======== Information provided ========

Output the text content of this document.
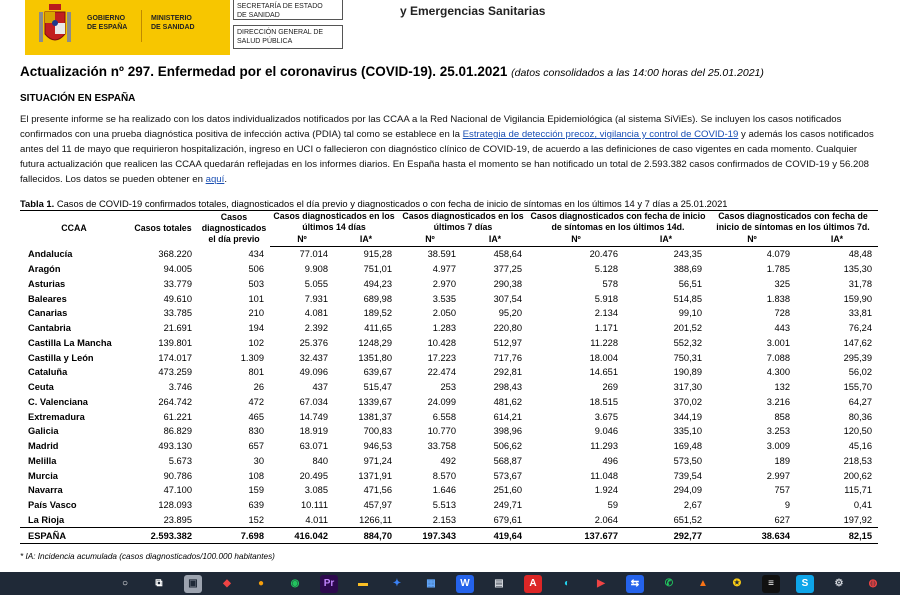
GOBIERNO
DE ESPAÑA
MINISTERIO
DE SANIDAD
SECRETARÍA DE ESTADO
DE SANIDAD
DIRECCIÓN GENERAL DE
SALUD PÚBLICA
y Emergencias Sanitarias
Actualización nº 297. Enfermedad por el coronavirus (COVID-19). 25.01.2021 (datos consolidados a las 14:00 horas del 25.01.2021)
SITUACIÓN EN ESPAÑA
El presente informe se ha realizado con los datos individualizados notificados por las CCAA a la Red Nacional de Vigilancia Epidemiológica (al sistema SiViEs). Se incluyen los casos notificados confirmados con una prueba diagnóstica positiva de infección activa (PDIA) tal como se establece en la Estrategia de detección precoz, vigilancia y control de COVID-19 y además los casos notificados antes del 11 de mayo que requirieron hospitalización, ingreso en UCI o fallecieron con diagnóstico clínico de COVID-19, de acuerdo a las definiciones de caso vigentes en cada momento. Cualquier futura actualización que realicen las CCAA quedarán reflejadas en los informes diarios. En España hasta el momento se han notificado un total de 2.593.382 casos confirmados de COVID-19 y 56.208 fallecidos. Los datos se pueden obtener en aquí.
Tabla 1. Casos de COVID-19 confirmados totales, diagnosticados el día previo y diagnosticados o con fecha de inicio de síntomas en los últimos 14 y 7 días a 25.01.2021
CCAA	Casos totales	Casos diagnosticados el día previo	Casos diagnosticados en los últimos 14 días		Casos diagnosticados en los últimos 7 días		Casos diagnosticados con fecha de inicio de síntomas en los últimos 14d.		Casos diagnosticados con fecha de inicio de síntomas en los últimos 7d.	
			Nº	IA*	Nº	IA*	Nº	IA*	Nº	IA*
Andalucía	368.220	434	77.014	915,28	38.591	458,64	20.476	243,35	4.079	48,48
Aragón	94.005	506	9.908	751,01	4.977	377,25	5.128	388,69	1.785	135,30
Asturias	33.779	503	5.055	494,23	2.970	290,38	578	56,51	325	31,78
Baleares	49.610	101	7.931	689,98	3.535	307,54	5.918	514,85	1.838	159,90
Canarias	33.785	210	4.081	189,52	2.050	95,20	2.134	99,10	728	33,81
Cantabria	21.691	194	2.392	411,65	1.283	220,80	1.171	201,52	443	76,24
Castilla La Mancha	139.801	102	25.376	1248,29	10.428	512,97	11.228	552,32	3.001	147,62
Castilla y León	174.017	1.309	32.437	1351,80	17.223	717,76	18.004	750,31	7.088	295,39
Cataluña	473.259	801	49.096	639,67	22.474	292,81	14.651	190,89	4.300	56,02
Ceuta	3.746	26	437	515,47	253	298,43	269	317,30	132	155,70
C. Valenciana	264.742	472	67.034	1339,67	24.099	481,62	18.515	370,02	3.216	64,27
Extremadura	61.221	465	14.749	1381,37	6.558	614,21	3.675	344,19	858	80,36
Galicia	86.829	830	18.919	700,83	10.770	398,96	9.046	335,10	3.253	120,50
Madrid	493.130	657	63.071	946,53	33.758	506,62	11.293	169,48	3.009	45,16
Melilla	5.673	30	840	971,24	492	568,87	496	573,50	189	218,53
Murcia	90.786	108	20.495	1371,91	8.570	573,67	11.048	739,54	2.997	200,62
Navarra	47.100	159	3.085	471,56	1.646	251,60	1.924	294,09	757	115,71
País Vasco	128.093	639	10.111	457,97	5.513	249,71	59	2,67	9	0,41
La Rioja	23.895	152	4.011	1266,11	2.153	679,61	2.064	651,52	627	197,92
ESPAÑA	2.593.382	7.698	416.042	884,70	197.343	419,64	137.677	292,77	38.634	82,15
* IA: Incidencia acumulada (casos diagnosticados/100.000 habitantes)
○	⧉	▣	◆	●	◉	Pr	▬	✦	▦	W	▤	A	◐	▶	⇆	✆	▲	✪	≡	S	⚙	◍
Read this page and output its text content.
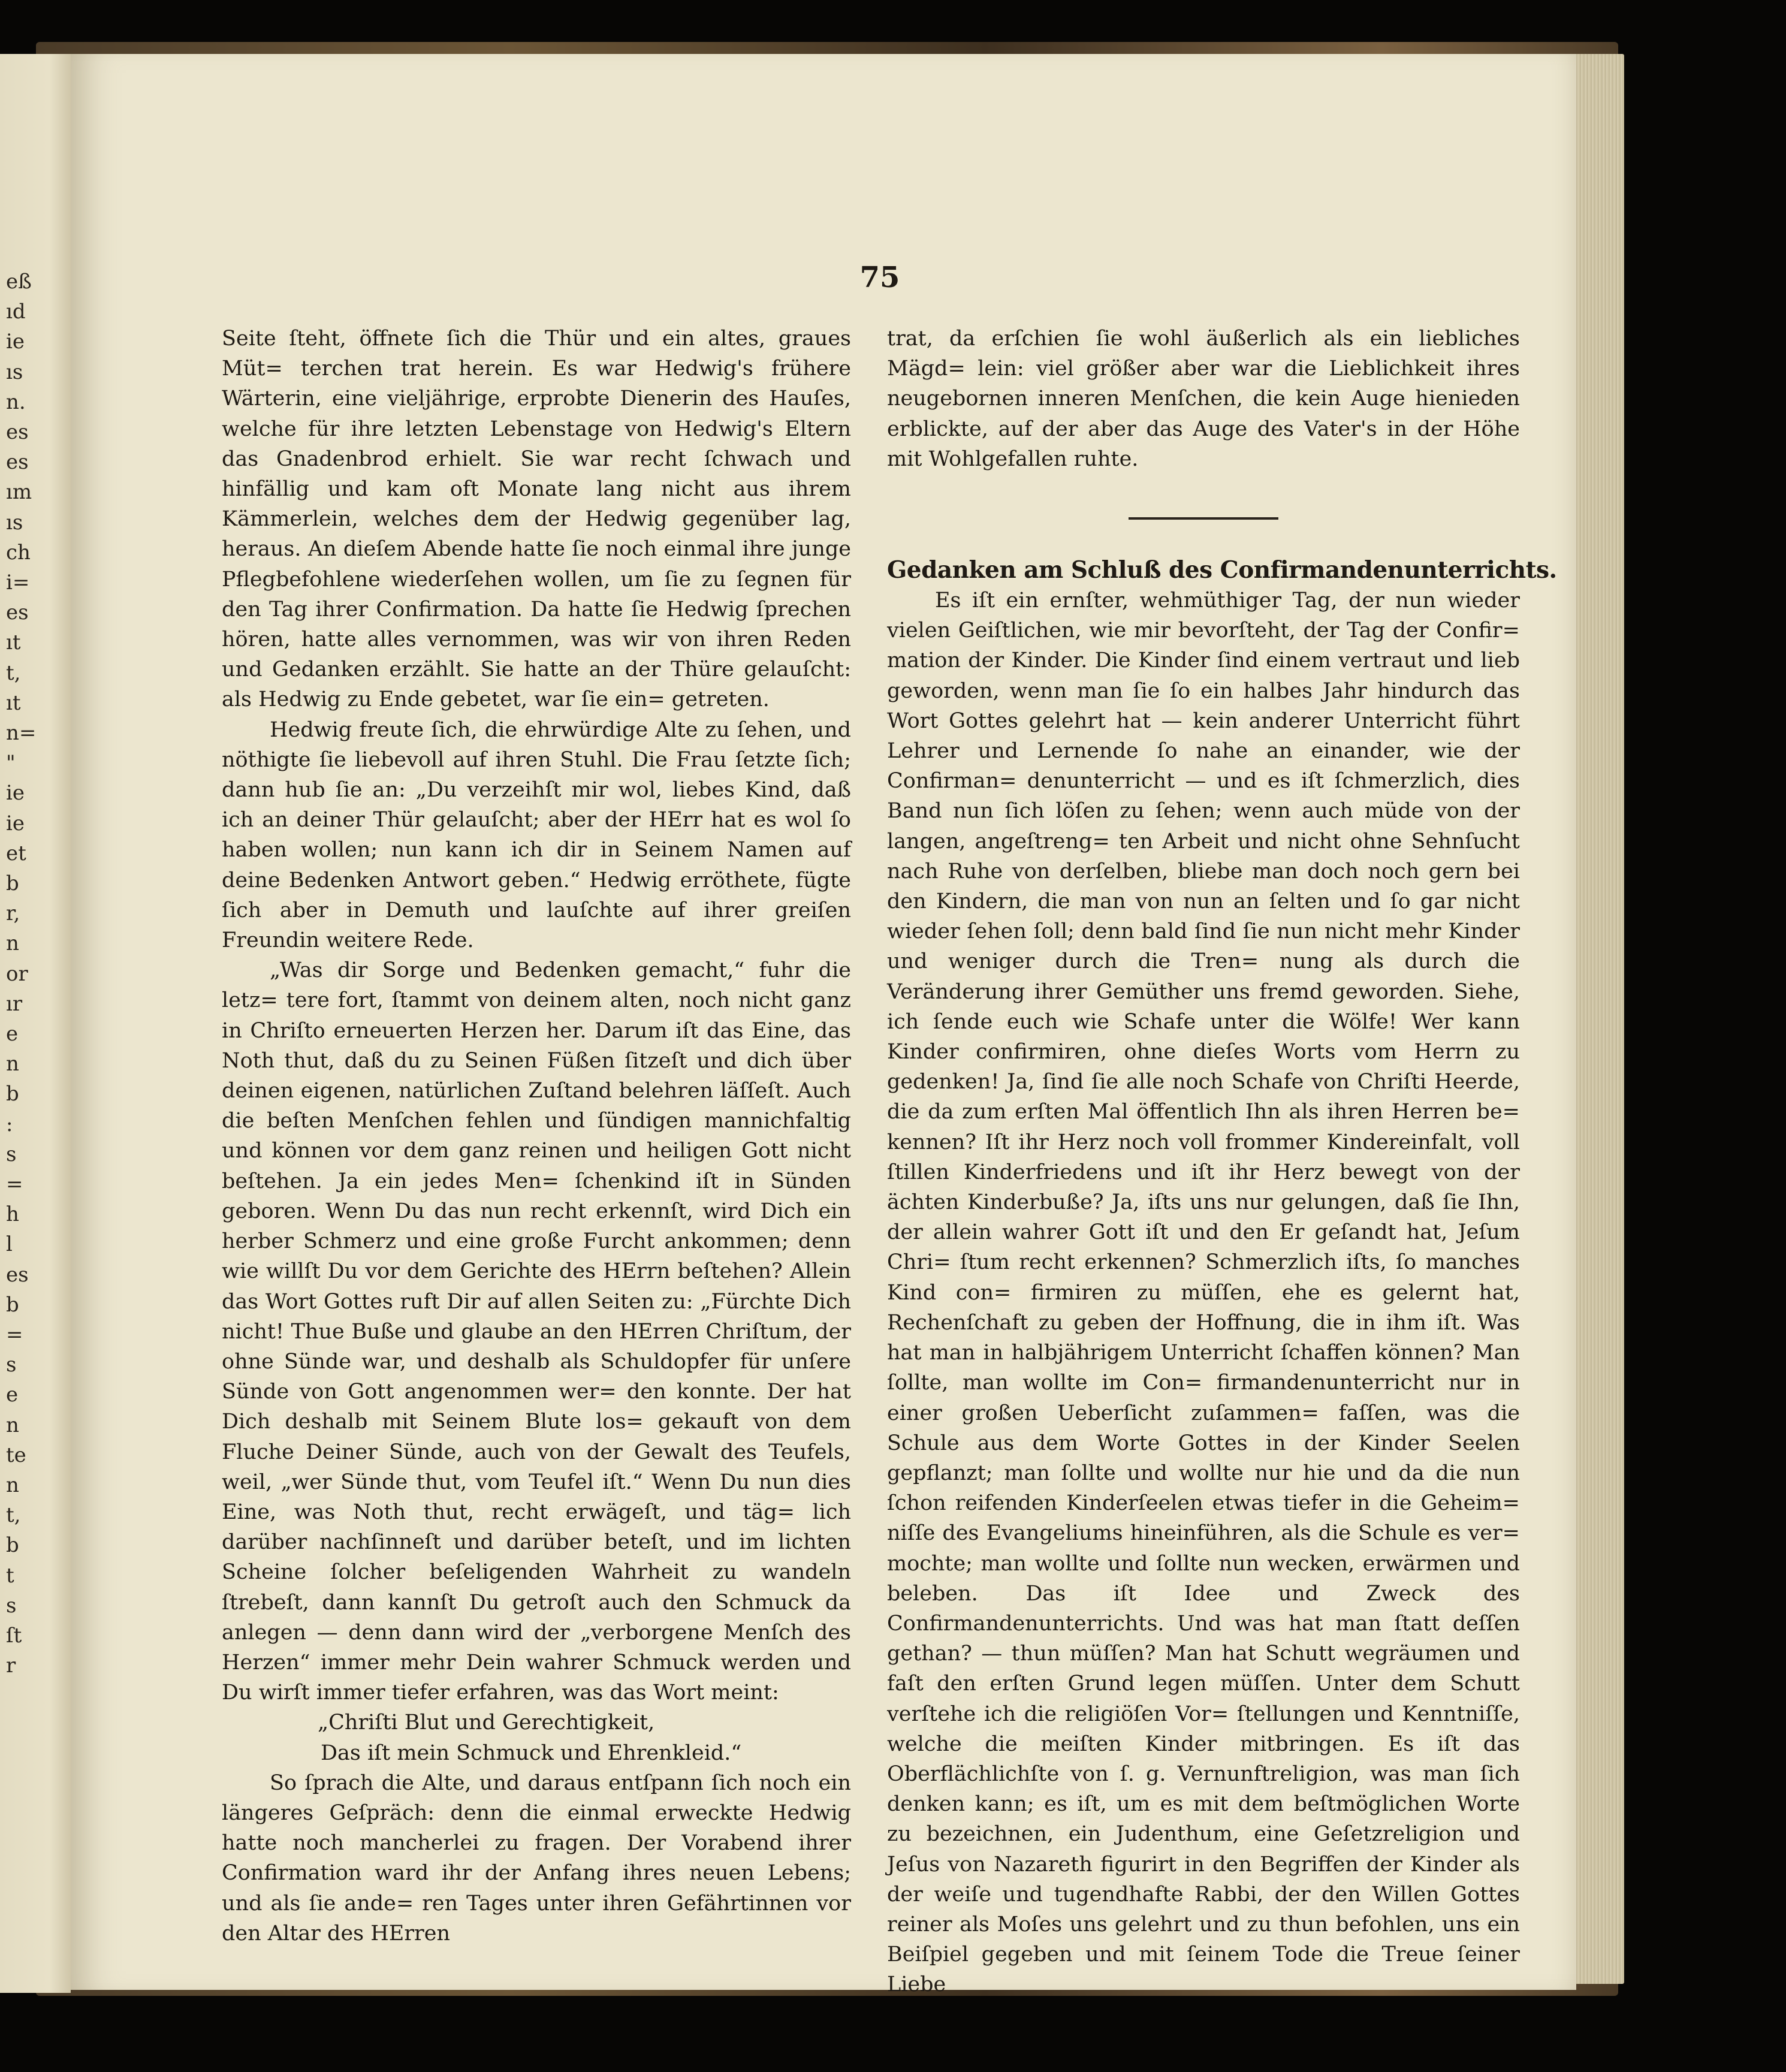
eß
ıd
ie
ıs
n.
es
es
ım
ıs
ch
i=
es
ıt
t,
ıt
n=
"
ie
ie
et
b
r,
n
or
ır
e
n
b
:
s
=
h
l
es
b
=
s
e
n
te
n
t,
b
t
s
ſt
r
75

Seite ſteht, öffnete ſich die Thür und ein altes, graues Müt= terchen trat herein. Es war Hedwig's frühere Wärterin, eine vieljährige, erprobte Dienerin des Hauſes, welche für ihre letzten Lebenstage von Hedwig's Eltern das Gnadenbrod erhielt. Sie war recht ſchwach und hinfällig und kam oft Monate lang nicht aus ihrem Kämmerlein, welches dem der Hedwig gegenüber lag, heraus. An dieſem Abende hatte ſie noch einmal ihre junge Pflegbefohlene wiederſehen wollen, um ſie zu ſegnen für den Tag ihrer Confirmation. Da hatte ſie Hedwig ſprechen hören, hatte alles vernommen, was wir von ihren Reden und Gedanken erzählt. Sie hatte an der Thüre gelauſcht: als Hedwig zu Ende gebetet, war ſie ein= getreten.

Hedwig freute ſich, die ehrwürdige Alte zu ſehen, und nöthigte ſie liebevoll auf ihren Stuhl. Die Frau ſetzte ſich; dann hub ſie an: „Du verzeihſt mir wol, liebes Kind, daß ich an deiner Thür gelauſcht; aber der HErr hat es wol ſo haben wollen; nun kann ich dir in Seinem Namen auf deine Bedenken Antwort geben.“ Hedwig erröthete, fügte ſich aber in Demuth und lauſchte auf ihrer greiſen Freundin weitere Rede.

„Was dir Sorge und Bedenken gemacht,“ fuhr die letz= tere fort, ſtammt von deinem alten, noch nicht ganz in Chriſto erneuerten Herzen her. Darum iſt das Eine, das Noth thut, daß du zu Seinen Füßen ſitzeſt und dich über deinen eigenen, natürlichen Zuſtand belehren läſſeſt. Auch die beſten Menſchen fehlen und ſündigen mannichfaltig und können vor dem ganz reinen und heiligen Gott nicht beſtehen. Ja ein jedes Men= ſchenkind iſt in Sünden geboren. Wenn Du das nun recht erkennſt, wird Dich ein herber Schmerz und eine große Furcht ankommen; denn wie willſt Du vor dem Gerichte des HErrn beſtehen? Allein das Wort Gottes ruft Dir auf allen Seiten zu: „Fürchte Dich nicht! Thue Buße und glaube an den HErren Chriſtum, der ohne Sünde war, und deshalb als Schuldopfer für unſere Sünde von Gott angenommen wer= den konnte. Der hat Dich deshalb mit Seinem Blute los= gekauft von dem Fluche Deiner Sünde, auch von der Gewalt des Teufels, weil, „wer Sünde thut, vom Teufel iſt.“ Wenn Du nun dies Eine, was Noth thut, recht erwägeſt, und täg= lich darüber nachſinneſt und darüber beteſt, und im lichten Scheine ſolcher beſeligenden Wahrheit zu wandeln ſtrebeſt, dann kannſt Du getroſt auch den Schmuck da anlegen — denn dann wird der „verborgene Menſch des Herzen“ immer mehr Dein wahrer Schmuck werden und Du wirſt immer tiefer erfahren, was das Wort meint:

„Chriſti Blut und Gerechtigkeit,

Das iſt mein Schmuck und Ehrenkleid.“

So ſprach die Alte, und daraus entſpann ſich noch ein längeres Geſpräch: denn die einmal erweckte Hedwig hatte noch mancherlei zu fragen. Der Vorabend ihrer Confirmation ward ihr der Anfang ihres neuen Lebens; und als ſie ande= ren Tages unter ihren Gefährtinnen vor den Altar des HErren

trat, da erſchien ſie wohl äußerlich als ein liebliches Mägd= lein: viel größer aber war die Lieblichkeit ihres neugebornen inneren Menſchen, die kein Auge hienieden erblickte, auf der aber das Auge des Vater's in der Höhe mit Wohlgefallen ruhte.

Gedanken am Schluß des Confirmandenunterrichts.

Es iſt ein ernſter, wehmüthiger Tag, der nun wieder vielen Geiſtlichen, wie mir bevorſteht, der Tag der Confir= mation der Kinder. Die Kinder ſind einem vertraut und lieb geworden, wenn man ſie ſo ein halbes Jahr hindurch das Wort Gottes gelehrt hat — kein anderer Unterricht führt Lehrer und Lernende ſo nahe an einander, wie der Confirman= denunterricht — und es iſt ſchmerzlich, dies Band nun ſich löſen zu ſehen; wenn auch müde von der langen, angeſtreng= ten Arbeit und nicht ohne Sehnſucht nach Ruhe von derſelben, bliebe man doch noch gern bei den Kindern, die man von nun an ſelten und ſo gar nicht wieder ſehen ſoll; denn bald ſind ſie nun nicht mehr Kinder und weniger durch die Tren= nung als durch die Veränderung ihrer Gemüther uns fremd geworden. Siehe, ich ſende euch wie Schafe unter die Wölfe! Wer kann Kinder confirmiren, ohne dieſes Worts vom Herrn zu gedenken! Ja, ſind ſie alle noch Schafe von Chriſti Heerde, die da zum erſten Mal öffentlich Ihn als ihren Herren be= kennen? Iſt ihr Herz noch voll frommer Kindereinfalt, voll ſtillen Kinderfriedens und iſt ihr Herz bewegt von der ächten Kinderbuße? Ja, iſts uns nur gelungen, daß ſie Ihn, der allein wahrer Gott iſt und den Er geſandt hat, Jeſum Chri= ſtum recht erkennen? Schmerzlich iſts, ſo manches Kind con= firmiren zu müſſen, ehe es gelernt hat, Rechenſchaft zu geben der Hoffnung, die in ihm iſt. Was hat man in halbjährigem Unterricht ſchaffen können? Man ſollte, man wollte im Con= firmandenunterricht nur in einer großen Ueberſicht zuſammen= faſſen, was die Schule aus dem Worte Gottes in der Kinder Seelen gepflanzt; man ſollte und wollte nur hie und da die nun ſchon reifenden Kinderſeelen etwas tiefer in die Geheim= niſſe des Evangeliums hineinführen, als die Schule es ver= mochte; man wollte und ſollte nun wecken, erwärmen und beleben. Das iſt Idee und Zweck des Confirmandenunterrichts. Und was hat man ſtatt deſſen gethan? — thun müſſen? Man hat Schutt wegräumen und faſt den erſten Grund legen müſſen. Unter dem Schutt verſtehe ich die religiöſen Vor= ſtellungen und Kenntniſſe, welche die meiſten Kinder mitbringen. Es iſt das Oberflächlichſte von ſ. g. Vernunftreligion, was man ſich denken kann; es iſt, um es mit dem beſtmöglichen Worte zu bezeichnen, ein Judenthum, eine Geſetzreligion und Jeſus von Nazareth figurirt in den Begriffen der Kinder als der weiſe und tugendhafte Rabbi, der den Willen Gottes reiner als Moſes uns gelehrt und zu thun befohlen, uns ein Beiſpiel gegeben und mit ſeinem Tode die Treue ſeiner Liebe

========

**Exercise directions**
Only the lines that contain the word "últimos" should be copied from the material.

**Completed exercise**
Tabla 1. Casos de COVID-19 confirmados totales, diagnosticados el día previo y diagnosticados o con fecha de inicio de síntomas en los últimos 14 y 7 días a 25.01.2021
CCAA	Casos totales	Casos diagnosticados el día previo	Casos diagnosticados en los últimos 14 días		Casos diagnosticados en los últimos 7 días		Casos diagnosticados con fecha de inicio de síntomas en los últimos 14d.		Casos diagnosticados con fecha de inicio de síntomas en los últimos 7d.	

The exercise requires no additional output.